■ Task objective
Only lines with the string "escala" matter here; gather them from the material below.

— Start Given data —

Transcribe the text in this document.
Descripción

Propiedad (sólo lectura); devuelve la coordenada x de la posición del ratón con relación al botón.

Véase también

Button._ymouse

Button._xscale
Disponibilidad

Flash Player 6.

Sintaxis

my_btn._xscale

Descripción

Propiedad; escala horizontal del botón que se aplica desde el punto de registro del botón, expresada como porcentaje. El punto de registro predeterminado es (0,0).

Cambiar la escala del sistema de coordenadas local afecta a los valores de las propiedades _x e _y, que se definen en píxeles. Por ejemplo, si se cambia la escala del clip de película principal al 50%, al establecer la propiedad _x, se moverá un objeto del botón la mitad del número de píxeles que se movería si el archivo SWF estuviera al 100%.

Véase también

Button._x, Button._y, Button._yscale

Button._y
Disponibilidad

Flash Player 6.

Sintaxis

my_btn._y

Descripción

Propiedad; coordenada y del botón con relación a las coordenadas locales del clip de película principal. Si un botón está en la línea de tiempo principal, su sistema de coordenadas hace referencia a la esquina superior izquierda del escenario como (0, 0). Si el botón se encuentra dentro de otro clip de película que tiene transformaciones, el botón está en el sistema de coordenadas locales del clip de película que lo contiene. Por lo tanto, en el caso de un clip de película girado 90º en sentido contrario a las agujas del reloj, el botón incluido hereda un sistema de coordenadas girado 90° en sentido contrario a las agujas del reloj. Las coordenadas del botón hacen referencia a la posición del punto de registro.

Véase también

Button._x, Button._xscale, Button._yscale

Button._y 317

— End Given data —

■ Solution
Propiedad; escala horizontal del botón que se aplica desde el punto de registro del botón, expresada como porcentaje. El punto de registro predeterminado es (0,0).
Cambiar la escala del sistema de coordenadas local afecta a los valores de las propiedades _x e _y, que se definen en píxeles. Por ejemplo, si se cambia la escala del clip de película principal al 50%, al establecer la propiedad _x, se moverá un objeto del botón la mitad del número de píxeles que se movería si el archivo SWF estuviera al 100%.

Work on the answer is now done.